(Data listing)
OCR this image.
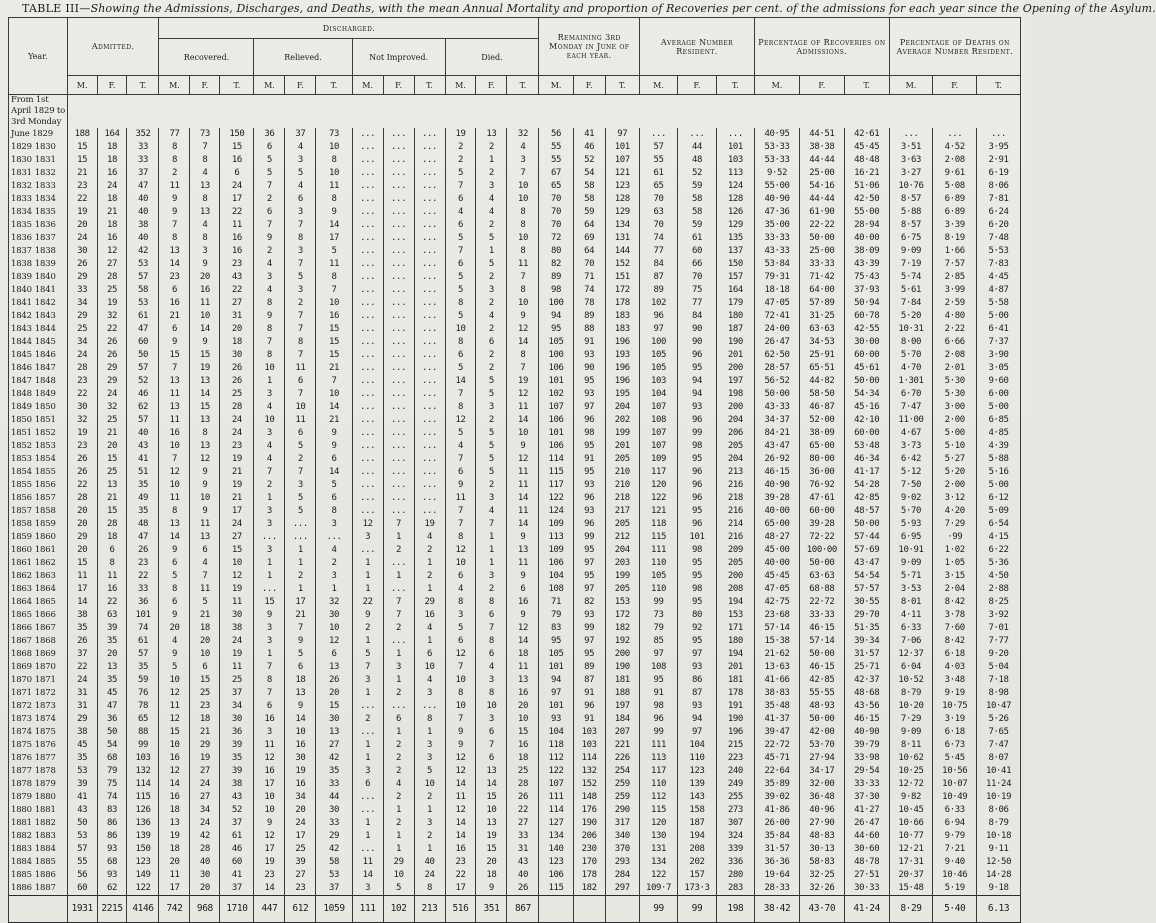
TABLE III—Showing the Admissions, Discharges, and Deaths, with the mean Annual Mortality and proportion of Recoveries per cent. of the admissions for each year since the Opening of the Asylum.
Year.	Admitted.			Discharged.												Remaining 3rd Monday in June of each year.			Average Number Resident.			Percentage of Recoveries on Admissions.			Percentage of Deaths on Average Number Resident.		
				Recovered.			Relieved.			Not Improved.			Died.														
	M.	F.	T.	M.	F.	T.	M.	F.	T.	M.	F.	T.	M.	F.	T.	M.	F.	T.	M.	F.	T.	M.	F.	T.	M.	F.	T.
From 1st																											
April 1829 to																											
3rd Monday																											
June 1829	188	164	352	77	73	150	36	37	73	...	...	...	19	13	32	56	41	97	...	...	...	40·95	44·51	42·61	...	...	...
1829 1830	15	18	33	8	7	15	6	4	10	...	...	...	2	2	4	55	46	101	57	44	101	53·33	38·38	45·45	3·51	4·52	3·95
1830 1831	15	18	33	8	8	16	5	3	8	...	...	...	2	1	3	55	52	107	55	48	103	53·33	44·44	48·48	3·63	2·08	2·91
1831 1832	21	16	37	2	4	6	5	5	10	...	...	...	5	2	7	67	54	121	61	52	113	9·52	25·00	16·21	3·27	9·61	6·19
1832 1833	23	24	47	11	13	24	7	4	11	...	...	...	7	3	10	65	58	123	65	59	124	55·00	54·16	51·06	10·76	5·08	8·06
1833 1834	22	18	40	9	8	17	2	6	8	...	...	...	6	4	10	70	58	128	70	58	128	40·90	44·44	42·50	8·57	6·89	7·81
1834 1835	19	21	40	9	13	22	6	3	9	...	...	...	4	4	8	70	59	129	63	58	126	47·36	61·90	55·00	5·88	6·89	6·24
1835 1836	20	18	38	7	4	11	7	7	14	...	...	...	6	2	8	70	64	134	70	59	129	35·00	22·22	28·94	8·57	3·39	6·20
1836 1837	24	16	40	8	8	16	9	8	17	...	...	...	5	5	10	72	69	131	74	61	135	33·33	50·00	40·00	6·75	8·19	7·48
1837 1838	30	12	42	13	3	16	2	3	5	...	...	...	7	1	8	80	64	144	77	60	137	43·33	25·00	38·09	9·09	1·66	5·53
1838 1839	26	27	53	14	9	23	4	7	11	...	...	...	6	5	11	82	70	152	84	66	150	53·84	33·33	43·39	7·19	7·57	7·83
1839 1840	29	28	57	23	20	43	3	5	8	...	...	...	5	2	7	89	71	151	87	70	157	79·31	71·42	75·43	5·74	2·85	4·45
1840 1841	33	25	58	6	16	22	4	3	7	...	...	...	5	3	8	98	74	172	89	75	164	18·18	64·00	37·93	5·61	3·99	4·87
1841 1842	34	19	53	16	11	27	8	2	10	...	...	...	8	2	10	100	78	178	102	77	179	47·05	57·89	50·94	7·84	2·59	5·58
1842 1843	29	32	61	21	10	31	9	7	16	...	...	...	5	4	9	94	89	183	96	84	180	72·41	31·25	60·78	5·20	4·80	5·00
1843 1844	25	22	47	6	14	20	8	7	15	...	...	...	10	2	12	95	88	183	97	90	187	24·00	63·63	42·55	10·31	2·22	6·41
1844 1845	34	26	60	9	9	18	7	8	15	...	...	...	8	6	14	105	91	196	100	90	190	26·47	34·53	30·00	8·00	6·66	7·37
1845 1846	24	26	50	15	15	30	8	7	15	...	...	...	6	2	8	100	93	193	105	96	201	62·50	25·91	60·00	5·70	2·08	3·90
1846 1847	28	29	57	7	19	26	10	11	21	...	...	...	5	2	7	106	90	196	105	95	200	28·57	65·51	45·61	4·70	2·01	3·05
1847 1848	23	29	52	13	13	26	1	6	7	...	...	...	14	5	19	101	95	196	103	94	197	56·52	44·82	50·00	1·301	5·30	9·60
1848 1849	22	24	46	11	14	25	3	7	10	...	...	...	7	5	12	102	93	195	104	94	198	50·00	58·50	54·34	6·70	5·30	6·00
1849 1850	30	32	62	13	15	28	4	10	14	...	...	...	8	3	11	107	97	204	107	93	200	43·33	46·87	45·16	7·47	3·00	5·00
1850 1851	32	25	57	11	13	24	10	11	21	...	...	...	12	2	14	106	96	202	108	96	204	34·37	52·00	42·10	11·00	2·00	6·85
1851 1852	19	21	40	16	8	24	3	6	9	...	...	...	5	5	10	101	98	199	107	99	206	84·21	38·09	60·00	4·67	5·00	4·85
1852 1853	23	20	43	10	13	23	4	5	9	...	...	...	4	5	9	106	95	201	107	98	205	43·47	65·00	53·48	3·73	5·10	4·39
1853 1854	26	15	41	7	12	19	4	2	6	...	...	...	7	5	12	114	91	205	109	95	204	26·92	80·00	46·34	6·42	5·27	5·88
1854 1855	26	25	51	12	9	21	7	7	14	...	...	...	6	5	11	115	95	210	117	96	213	46·15	36·00	41·17	5·12	5·20	5·16
1855 1856	22	13	35	10	9	19	2	3	5	...	...	...	9	2	11	117	93	210	120	96	216	40·90	76·92	54·28	7·50	2·00	5·00
1856 1857	28	21	49	11	10	21	1	5	6	...	...	...	11	3	14	122	96	218	122	96	218	39·28	47·61	42·85	9·02	3·12	6·12
1857 1858	20	15	35	8	9	17	3	5	8	...	...	...	7	4	11	124	93	217	121	95	216	40·00	60·00	48·57	5·70	4·20	5·09
1858 1859	20	28	48	13	11	24	3	...	3	12	7	19	7	7	14	109	96	205	118	96	214	65·00	39·28	50·00	5·93	7·29	6·54
1859 1860	29	18	47	14	13	27	...	...	...	3	1	4	8	1	9	113	99	212	115	101	216	48·27	72·22	57·44	6·95	·99	4·15
1860 1861	20	6	26	9	6	15	3	1	4	...	2	2	12	1	13	109	95	204	111	98	209	45·00	100·00	57·69	10·91	1·02	6·22
1861 1862	15	8	23	6	4	10	1	1	2	1	...	1	10	1	11	106	97	203	110	95	205	40·00	50·00	43·47	9·09	1·05	5·36
1862 1863	11	11	22	5	7	12	1	2	3	1	1	2	6	3	9	104	95	199	105	95	200	45·45	63·63	54·54	5·71	3·15	4·50
1863 1864	17	16	33	8	11	19	...	1	1	1	...	1	4	2	6	108	97	205	110	98	208	47·05	68·88	57·57	3·53	2·04	2·88
1864 1865	14	22	36	6	5	11	15	17	32	22	7	29	8	8	16	71	82	153	99	95	194	42·75	22·72	30·55	8·01	8·42	8·25
1865 1866	38	63	101	9	21	30	9	21	30	9	7	16	3	6	9	79	93	172	73	80	153	23·68	33·33	29·70	4·11	3·78	3·92
1866 1867	35	39	74	20	18	38	3	7	10	2	2	4	5	7	12	83	99	182	79	92	171	57·14	46·15	51·35	6·33	7·60	7·01
1867 1868	26	35	61	4	20	24	3	9	12	1	...	1	6	8	14	95	97	192	85	95	180	15·38	57·14	39·34	7·06	8·42	7·77
1868 1869	37	20	57	9	10	19	1	5	6	5	1	6	12	6	18	105	95	200	97	97	194	21·62	50·00	31·57	12·37	6·18	9·20
1869 1870	22	13	35	5	6	11	7	6	13	7	3	10	7	4	11	101	89	190	108	93	201	13·63	46·15	25·71	6·04	4·03	5·04
1870 1871	24	35	59	10	15	25	8	18	26	3	1	4	10	3	13	94	87	181	95	86	181	41·66	42·85	42·37	10·52	3·48	7·18
1871 1872	31	45	76	12	25	37	7	13	20	1	2	3	8	8	16	97	91	188	91	87	178	38·83	55·55	48·68	8·79	9·19	8·98
1872 1873	31	47	78	11	23	34	6	9	15	...	...	...	10	10	20	101	96	197	98	93	191	35·48	48·93	43·56	10·20	10·75	10·47
1873 1874	29	36	65	12	18	30	16	14	30	2	6	8	7	3	10	93	91	184	96	94	190	41·37	50·00	46·15	7·29	3·19	5·26
1874 1875	38	50	88	15	21	36	3	10	13	...	1	1	9	6	15	104	103	207	99	97	196	39·47	42·00	40·90	9·09	6·18	7·65
1875 1876	45	54	99	10	29	39	11	16	27	1	2	3	9	7	16	118	103	221	111	104	215	22·72	53·70	39·79	8·11	6·73	7·47
1876 1877	35	68	103	16	19	35	12	30	42	1	2	3	12	6	18	112	114	226	113	110	223	45·71	27·94	33·98	10·62	5·45	8·07
1877 1878	53	79	132	12	27	39	16	19	35	3	2	5	12	13	25	122	132	254	117	123	240	22·64	34·17	29·54	10·25	10·56	10·41
1878 1879	39	75	114	14	24	38	17	16	33	6	4	10	14	14	28	107	152	259	110	139	249	35·89	32·00	33·33	12·72	10·07	11·24
1879 1880	41	74	115	16	27	43	10	34	44	...	2	2	11	15	26	111	148	259	112	143	255	39·02	36·48	37·30	9·82	10·49	10·19
1880 1881	43	83	126	18	34	52	10	20	30	...	1	1	12	10	22	114	176	290	115	158	273	41·86	40·96	41·27	10·45	6·33	8·06
1881 1882	50	86	136	13	24	37	9	24	33	1	2	3	14	13	27	127	190	317	120	187	307	26·00	27·90	26·47	10·66	6·94	8·79
1882 1883	53	86	139	19	42	61	12	17	29	1	1	2	14	19	33	134	206	340	130	194	324	35·84	48·83	44·60	10·77	9·79	10·18
1883 1884	57	93	150	18	28	46	17	25	42	...	1	1	16	15	31	140	230	370	131	208	339	31·57	30·13	30·60	12·21	7·21	9·11
1884 1885	55	68	123	20	40	60	19	39	58	11	29	40	23	20	43	123	170	293	134	202	336	36·36	58·83	48·78	17·31	9·40	12·50
1885 1886	56	93	149	11	30	41	23	27	53	14	10	24	22	18	40	106	178	284	122	157	280	19·64	32·25	27·51	20·37	10·46	14·28
1886 1887	60	62	122	17	20	37	14	23	37	3	5	8	17	9	26	115	182	297	109·7	173·3	283	28·33	32·26	30·33	15·48	5·19	9·18
	1931	2215	4146	742	968	1710	447	612	1059	111	102	213	516	351	867				99	99	198	38·42	43·70	41·24	8·29	5·40	6.13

▶ [Task description]: Work through the records line by line and tally those with the word "Admissions". Report only the total.

▶ [The solution]: 2